--- Start of Data for the task ---

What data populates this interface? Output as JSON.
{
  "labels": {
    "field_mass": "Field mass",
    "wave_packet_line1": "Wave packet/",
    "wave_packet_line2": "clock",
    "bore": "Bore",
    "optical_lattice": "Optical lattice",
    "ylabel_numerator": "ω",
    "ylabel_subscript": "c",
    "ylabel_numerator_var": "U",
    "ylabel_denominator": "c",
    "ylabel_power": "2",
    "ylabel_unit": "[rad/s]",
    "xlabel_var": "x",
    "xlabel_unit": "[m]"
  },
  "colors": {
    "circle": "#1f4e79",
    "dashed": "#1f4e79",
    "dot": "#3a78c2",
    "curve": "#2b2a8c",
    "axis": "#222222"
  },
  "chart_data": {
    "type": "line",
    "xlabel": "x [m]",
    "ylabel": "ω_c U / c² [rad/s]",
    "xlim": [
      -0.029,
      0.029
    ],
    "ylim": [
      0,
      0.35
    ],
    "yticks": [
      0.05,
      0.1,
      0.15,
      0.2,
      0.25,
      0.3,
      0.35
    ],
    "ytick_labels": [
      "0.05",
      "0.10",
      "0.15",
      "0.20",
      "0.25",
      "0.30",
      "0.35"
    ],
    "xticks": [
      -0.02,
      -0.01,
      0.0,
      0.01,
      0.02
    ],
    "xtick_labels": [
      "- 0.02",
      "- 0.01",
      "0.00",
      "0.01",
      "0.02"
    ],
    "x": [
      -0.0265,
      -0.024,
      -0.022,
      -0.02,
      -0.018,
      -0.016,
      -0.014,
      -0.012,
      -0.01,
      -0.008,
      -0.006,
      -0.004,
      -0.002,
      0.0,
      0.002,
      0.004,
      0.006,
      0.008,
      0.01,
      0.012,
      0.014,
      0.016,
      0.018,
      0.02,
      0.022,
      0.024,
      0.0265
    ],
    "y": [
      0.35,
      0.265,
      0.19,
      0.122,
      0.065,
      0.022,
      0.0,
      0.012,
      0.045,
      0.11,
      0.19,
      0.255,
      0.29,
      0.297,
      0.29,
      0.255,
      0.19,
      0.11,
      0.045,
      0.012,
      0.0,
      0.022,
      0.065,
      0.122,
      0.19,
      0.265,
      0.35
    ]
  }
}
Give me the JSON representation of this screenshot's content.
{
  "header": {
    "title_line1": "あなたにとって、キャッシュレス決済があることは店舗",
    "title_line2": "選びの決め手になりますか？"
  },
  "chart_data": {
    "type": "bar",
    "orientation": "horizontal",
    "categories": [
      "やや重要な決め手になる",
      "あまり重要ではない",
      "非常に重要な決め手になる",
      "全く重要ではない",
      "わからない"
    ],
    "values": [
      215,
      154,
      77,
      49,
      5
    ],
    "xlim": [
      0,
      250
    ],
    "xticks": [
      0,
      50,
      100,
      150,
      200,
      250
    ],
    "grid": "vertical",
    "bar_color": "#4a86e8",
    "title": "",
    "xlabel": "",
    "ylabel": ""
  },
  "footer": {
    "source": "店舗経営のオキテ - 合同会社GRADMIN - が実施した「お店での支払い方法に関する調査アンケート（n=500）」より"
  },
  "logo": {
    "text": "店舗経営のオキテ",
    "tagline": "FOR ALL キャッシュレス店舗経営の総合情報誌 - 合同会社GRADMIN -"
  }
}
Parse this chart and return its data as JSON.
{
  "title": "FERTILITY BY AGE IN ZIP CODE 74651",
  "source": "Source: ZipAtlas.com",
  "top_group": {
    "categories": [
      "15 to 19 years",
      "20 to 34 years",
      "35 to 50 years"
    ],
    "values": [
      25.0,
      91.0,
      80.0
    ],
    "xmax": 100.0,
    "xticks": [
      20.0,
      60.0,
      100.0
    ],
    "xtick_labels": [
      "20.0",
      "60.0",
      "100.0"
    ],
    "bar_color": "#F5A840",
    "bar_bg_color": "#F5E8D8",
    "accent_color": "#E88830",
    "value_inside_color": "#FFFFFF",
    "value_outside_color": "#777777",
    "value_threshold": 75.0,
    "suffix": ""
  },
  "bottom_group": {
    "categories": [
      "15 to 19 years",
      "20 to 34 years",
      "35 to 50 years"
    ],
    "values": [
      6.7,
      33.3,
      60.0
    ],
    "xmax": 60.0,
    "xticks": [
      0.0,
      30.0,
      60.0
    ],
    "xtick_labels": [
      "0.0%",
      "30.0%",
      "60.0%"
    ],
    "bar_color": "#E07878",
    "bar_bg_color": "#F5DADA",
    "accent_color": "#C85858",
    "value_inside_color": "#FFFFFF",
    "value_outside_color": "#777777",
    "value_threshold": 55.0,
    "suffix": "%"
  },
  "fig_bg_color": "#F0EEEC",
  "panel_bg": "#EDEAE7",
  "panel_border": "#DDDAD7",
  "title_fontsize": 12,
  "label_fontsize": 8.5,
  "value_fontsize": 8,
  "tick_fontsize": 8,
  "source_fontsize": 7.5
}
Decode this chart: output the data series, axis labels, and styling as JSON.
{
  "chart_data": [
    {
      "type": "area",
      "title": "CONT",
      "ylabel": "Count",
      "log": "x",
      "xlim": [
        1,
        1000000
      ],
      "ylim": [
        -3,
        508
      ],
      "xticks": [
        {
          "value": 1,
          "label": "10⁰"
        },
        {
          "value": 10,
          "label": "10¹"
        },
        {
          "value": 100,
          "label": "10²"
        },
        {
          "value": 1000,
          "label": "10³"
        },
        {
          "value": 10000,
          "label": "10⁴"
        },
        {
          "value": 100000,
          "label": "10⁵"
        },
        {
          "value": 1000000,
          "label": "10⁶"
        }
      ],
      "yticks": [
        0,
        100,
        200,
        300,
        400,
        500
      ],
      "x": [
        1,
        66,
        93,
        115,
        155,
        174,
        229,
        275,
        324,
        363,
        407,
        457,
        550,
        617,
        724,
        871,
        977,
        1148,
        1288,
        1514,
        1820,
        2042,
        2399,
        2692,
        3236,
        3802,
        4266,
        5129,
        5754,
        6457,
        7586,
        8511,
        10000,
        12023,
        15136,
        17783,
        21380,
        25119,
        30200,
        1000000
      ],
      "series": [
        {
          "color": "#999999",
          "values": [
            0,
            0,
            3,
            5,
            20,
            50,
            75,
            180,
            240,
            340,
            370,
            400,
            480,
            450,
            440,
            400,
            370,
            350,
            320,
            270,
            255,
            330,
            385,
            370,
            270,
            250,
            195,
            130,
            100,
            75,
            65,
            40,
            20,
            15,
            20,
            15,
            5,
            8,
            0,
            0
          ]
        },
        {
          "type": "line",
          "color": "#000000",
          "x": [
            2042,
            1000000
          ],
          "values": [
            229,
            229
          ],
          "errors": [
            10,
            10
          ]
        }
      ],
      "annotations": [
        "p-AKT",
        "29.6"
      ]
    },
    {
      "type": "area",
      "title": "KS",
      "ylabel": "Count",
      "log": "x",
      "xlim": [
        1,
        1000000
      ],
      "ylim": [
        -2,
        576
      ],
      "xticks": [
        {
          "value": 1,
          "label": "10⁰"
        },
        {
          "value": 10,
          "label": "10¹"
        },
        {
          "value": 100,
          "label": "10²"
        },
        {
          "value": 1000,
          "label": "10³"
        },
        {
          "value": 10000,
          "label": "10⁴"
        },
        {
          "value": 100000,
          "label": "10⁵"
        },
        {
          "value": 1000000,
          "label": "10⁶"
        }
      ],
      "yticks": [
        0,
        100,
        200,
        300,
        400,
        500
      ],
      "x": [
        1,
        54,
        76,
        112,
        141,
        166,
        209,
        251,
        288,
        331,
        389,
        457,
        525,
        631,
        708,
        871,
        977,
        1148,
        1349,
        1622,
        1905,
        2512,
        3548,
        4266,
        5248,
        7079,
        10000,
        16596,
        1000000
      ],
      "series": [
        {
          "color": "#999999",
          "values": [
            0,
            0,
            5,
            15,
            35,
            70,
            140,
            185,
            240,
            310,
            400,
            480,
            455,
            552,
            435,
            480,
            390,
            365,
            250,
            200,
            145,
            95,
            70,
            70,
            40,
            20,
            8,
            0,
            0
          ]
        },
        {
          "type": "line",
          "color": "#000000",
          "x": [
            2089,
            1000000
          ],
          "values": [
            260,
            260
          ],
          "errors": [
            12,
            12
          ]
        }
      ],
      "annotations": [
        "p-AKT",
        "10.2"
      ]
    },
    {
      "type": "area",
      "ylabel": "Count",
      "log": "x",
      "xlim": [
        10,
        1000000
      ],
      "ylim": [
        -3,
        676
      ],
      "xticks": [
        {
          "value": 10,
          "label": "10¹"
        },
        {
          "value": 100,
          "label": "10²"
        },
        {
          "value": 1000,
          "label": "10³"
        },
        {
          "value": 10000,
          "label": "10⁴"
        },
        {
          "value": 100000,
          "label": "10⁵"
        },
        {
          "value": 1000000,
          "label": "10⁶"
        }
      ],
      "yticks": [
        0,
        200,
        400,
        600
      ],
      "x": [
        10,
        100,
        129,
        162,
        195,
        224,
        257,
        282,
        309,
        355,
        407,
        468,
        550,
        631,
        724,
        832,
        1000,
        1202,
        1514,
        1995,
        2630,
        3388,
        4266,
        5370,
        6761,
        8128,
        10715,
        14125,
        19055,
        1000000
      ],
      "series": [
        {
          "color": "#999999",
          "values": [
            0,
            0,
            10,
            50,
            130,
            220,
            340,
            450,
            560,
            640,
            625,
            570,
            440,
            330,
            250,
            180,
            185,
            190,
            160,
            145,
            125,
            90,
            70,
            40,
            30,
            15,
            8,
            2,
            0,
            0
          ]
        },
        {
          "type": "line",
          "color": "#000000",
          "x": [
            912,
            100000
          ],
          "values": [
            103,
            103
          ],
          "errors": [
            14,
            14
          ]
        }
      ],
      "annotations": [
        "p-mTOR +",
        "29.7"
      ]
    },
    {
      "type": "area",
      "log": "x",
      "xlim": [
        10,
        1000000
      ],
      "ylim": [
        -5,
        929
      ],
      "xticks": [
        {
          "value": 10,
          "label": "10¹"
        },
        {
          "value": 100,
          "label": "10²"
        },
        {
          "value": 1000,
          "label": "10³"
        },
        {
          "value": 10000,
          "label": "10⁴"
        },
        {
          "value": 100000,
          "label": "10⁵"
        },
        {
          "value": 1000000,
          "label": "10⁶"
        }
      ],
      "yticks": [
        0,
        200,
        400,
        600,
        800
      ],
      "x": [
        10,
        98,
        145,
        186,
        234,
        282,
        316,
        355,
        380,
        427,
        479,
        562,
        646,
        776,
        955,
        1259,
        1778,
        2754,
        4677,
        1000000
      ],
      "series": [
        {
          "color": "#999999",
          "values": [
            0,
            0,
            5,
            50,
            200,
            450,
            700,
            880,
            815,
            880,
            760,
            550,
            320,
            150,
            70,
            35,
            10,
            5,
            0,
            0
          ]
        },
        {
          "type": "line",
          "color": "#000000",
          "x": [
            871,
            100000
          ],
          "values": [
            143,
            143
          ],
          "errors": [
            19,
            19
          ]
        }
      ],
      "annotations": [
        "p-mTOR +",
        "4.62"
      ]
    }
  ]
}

--- End of Data for the task ---

> [Problem description] Every line in the data above that contains "合同会社GRADMIN" needs to be copied.

> [Exercise response]
    "source": "店舗経営のオキテ - 合同会社GRADMIN - が実施した「お店での支払い方法に関する調査アンケート（n=500）」より"
    "tagline": "FOR ALL キャッシュレス店舗経営の総合情報誌 - 合同会社GRADMIN -"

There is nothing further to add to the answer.